> _Requirements_: Comb through the entries for "source" and pull out each line that holds it.

(Dataset records)
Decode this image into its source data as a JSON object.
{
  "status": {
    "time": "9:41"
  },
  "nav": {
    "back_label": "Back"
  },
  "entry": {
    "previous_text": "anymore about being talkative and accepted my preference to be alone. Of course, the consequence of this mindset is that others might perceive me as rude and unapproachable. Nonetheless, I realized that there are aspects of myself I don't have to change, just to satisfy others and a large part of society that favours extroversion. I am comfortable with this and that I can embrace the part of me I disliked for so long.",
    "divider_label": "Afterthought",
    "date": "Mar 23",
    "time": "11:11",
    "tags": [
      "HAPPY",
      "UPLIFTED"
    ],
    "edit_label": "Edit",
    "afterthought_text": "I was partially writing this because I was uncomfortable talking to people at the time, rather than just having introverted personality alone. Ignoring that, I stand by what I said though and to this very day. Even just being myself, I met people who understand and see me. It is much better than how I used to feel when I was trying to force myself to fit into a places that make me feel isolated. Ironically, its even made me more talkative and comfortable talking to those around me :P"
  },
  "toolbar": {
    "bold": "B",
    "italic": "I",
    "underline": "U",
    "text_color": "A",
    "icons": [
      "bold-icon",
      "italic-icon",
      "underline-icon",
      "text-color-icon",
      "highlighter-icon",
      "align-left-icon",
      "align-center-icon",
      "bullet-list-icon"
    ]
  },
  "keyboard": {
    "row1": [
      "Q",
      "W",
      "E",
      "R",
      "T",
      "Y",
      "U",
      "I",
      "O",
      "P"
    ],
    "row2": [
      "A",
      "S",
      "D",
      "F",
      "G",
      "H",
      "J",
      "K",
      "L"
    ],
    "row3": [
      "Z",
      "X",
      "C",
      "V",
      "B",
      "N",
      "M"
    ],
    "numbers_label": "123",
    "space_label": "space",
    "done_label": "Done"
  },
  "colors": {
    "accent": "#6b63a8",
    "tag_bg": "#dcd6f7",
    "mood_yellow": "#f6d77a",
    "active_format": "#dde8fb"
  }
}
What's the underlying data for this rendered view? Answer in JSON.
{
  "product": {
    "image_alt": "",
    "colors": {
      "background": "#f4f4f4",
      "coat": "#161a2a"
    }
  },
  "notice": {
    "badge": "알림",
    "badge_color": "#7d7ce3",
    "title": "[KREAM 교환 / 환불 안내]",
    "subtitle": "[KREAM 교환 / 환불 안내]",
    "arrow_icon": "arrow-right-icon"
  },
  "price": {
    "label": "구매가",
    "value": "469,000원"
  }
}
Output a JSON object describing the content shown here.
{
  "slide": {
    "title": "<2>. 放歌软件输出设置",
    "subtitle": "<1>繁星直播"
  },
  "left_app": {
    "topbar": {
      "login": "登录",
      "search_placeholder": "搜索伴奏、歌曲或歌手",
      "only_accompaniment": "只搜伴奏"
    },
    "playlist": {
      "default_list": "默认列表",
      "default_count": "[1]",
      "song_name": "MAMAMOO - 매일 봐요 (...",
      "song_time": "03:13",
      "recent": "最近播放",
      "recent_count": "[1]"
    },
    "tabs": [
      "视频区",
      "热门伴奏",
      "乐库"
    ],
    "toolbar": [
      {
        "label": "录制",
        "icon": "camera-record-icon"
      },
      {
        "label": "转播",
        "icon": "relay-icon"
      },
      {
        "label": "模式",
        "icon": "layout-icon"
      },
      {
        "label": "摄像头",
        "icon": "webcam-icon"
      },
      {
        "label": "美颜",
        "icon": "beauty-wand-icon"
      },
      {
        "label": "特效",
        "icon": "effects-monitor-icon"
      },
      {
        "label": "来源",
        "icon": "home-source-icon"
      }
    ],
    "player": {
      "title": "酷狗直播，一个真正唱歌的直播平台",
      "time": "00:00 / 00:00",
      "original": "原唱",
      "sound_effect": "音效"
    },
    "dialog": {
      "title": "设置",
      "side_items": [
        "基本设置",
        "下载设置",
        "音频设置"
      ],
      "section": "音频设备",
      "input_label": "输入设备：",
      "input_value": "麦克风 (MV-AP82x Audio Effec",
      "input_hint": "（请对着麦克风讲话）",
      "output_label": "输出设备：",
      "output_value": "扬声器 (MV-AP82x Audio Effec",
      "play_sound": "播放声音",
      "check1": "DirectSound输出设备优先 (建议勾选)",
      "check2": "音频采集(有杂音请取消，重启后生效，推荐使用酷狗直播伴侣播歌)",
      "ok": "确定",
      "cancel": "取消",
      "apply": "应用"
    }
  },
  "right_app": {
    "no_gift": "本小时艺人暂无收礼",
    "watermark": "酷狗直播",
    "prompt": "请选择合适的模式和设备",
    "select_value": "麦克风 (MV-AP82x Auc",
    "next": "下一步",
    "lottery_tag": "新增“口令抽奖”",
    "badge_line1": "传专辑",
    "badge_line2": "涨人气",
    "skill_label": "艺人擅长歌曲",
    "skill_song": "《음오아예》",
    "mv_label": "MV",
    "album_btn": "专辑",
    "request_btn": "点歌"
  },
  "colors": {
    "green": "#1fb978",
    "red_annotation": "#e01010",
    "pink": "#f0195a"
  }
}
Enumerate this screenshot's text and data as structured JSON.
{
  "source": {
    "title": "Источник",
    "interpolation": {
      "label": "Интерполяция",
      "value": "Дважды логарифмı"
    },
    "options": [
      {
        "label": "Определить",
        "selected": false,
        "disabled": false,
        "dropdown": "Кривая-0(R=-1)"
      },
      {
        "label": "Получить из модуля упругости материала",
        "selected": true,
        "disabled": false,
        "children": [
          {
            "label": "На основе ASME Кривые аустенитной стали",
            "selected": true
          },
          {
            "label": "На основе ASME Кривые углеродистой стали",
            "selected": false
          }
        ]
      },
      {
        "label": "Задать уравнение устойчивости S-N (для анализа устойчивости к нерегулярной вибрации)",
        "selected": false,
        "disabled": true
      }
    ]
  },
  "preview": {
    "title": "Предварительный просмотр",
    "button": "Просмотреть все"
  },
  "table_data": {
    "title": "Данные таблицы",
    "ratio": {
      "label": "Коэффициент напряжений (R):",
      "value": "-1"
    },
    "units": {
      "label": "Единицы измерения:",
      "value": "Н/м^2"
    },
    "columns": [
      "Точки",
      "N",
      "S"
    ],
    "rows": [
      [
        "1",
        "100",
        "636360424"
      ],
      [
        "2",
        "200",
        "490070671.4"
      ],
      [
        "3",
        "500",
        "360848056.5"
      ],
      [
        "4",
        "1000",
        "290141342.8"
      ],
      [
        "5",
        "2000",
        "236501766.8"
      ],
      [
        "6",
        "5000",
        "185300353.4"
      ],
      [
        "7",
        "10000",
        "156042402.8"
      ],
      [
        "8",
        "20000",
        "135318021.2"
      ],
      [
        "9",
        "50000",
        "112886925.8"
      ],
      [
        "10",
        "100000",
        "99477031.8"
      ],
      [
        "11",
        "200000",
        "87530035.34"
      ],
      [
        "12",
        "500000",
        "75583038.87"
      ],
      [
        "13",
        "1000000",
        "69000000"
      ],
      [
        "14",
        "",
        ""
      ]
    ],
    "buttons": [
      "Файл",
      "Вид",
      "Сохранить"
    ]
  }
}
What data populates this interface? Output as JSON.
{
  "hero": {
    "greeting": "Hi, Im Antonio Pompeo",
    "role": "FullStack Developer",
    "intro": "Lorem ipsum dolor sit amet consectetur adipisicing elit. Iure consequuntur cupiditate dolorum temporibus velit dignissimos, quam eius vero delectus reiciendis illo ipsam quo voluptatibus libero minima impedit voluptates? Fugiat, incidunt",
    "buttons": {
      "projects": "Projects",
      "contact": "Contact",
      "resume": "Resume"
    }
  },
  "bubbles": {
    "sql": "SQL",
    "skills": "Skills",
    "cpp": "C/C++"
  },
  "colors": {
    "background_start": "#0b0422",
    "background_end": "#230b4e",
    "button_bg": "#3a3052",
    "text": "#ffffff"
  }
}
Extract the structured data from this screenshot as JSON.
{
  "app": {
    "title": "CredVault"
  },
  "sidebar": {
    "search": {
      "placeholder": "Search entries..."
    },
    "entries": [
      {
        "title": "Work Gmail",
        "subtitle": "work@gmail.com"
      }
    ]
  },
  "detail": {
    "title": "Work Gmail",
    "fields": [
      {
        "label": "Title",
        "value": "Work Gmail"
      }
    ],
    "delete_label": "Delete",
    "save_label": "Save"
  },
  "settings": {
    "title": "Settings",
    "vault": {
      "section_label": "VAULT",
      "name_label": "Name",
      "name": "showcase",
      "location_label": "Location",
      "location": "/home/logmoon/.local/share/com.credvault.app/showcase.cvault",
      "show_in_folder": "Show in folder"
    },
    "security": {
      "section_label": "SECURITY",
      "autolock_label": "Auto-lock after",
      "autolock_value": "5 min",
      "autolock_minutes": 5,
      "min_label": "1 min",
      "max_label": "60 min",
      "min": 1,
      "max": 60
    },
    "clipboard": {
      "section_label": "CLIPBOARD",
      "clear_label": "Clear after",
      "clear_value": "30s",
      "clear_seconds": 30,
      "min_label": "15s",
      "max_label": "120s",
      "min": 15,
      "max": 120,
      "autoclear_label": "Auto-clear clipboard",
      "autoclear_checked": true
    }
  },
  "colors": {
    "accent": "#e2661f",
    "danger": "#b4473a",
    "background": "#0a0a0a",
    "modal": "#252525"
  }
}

> _Reply to the task_:
Decode this image into its source data as a JSON object.
        "icon": "home-source-icon"
  "source": {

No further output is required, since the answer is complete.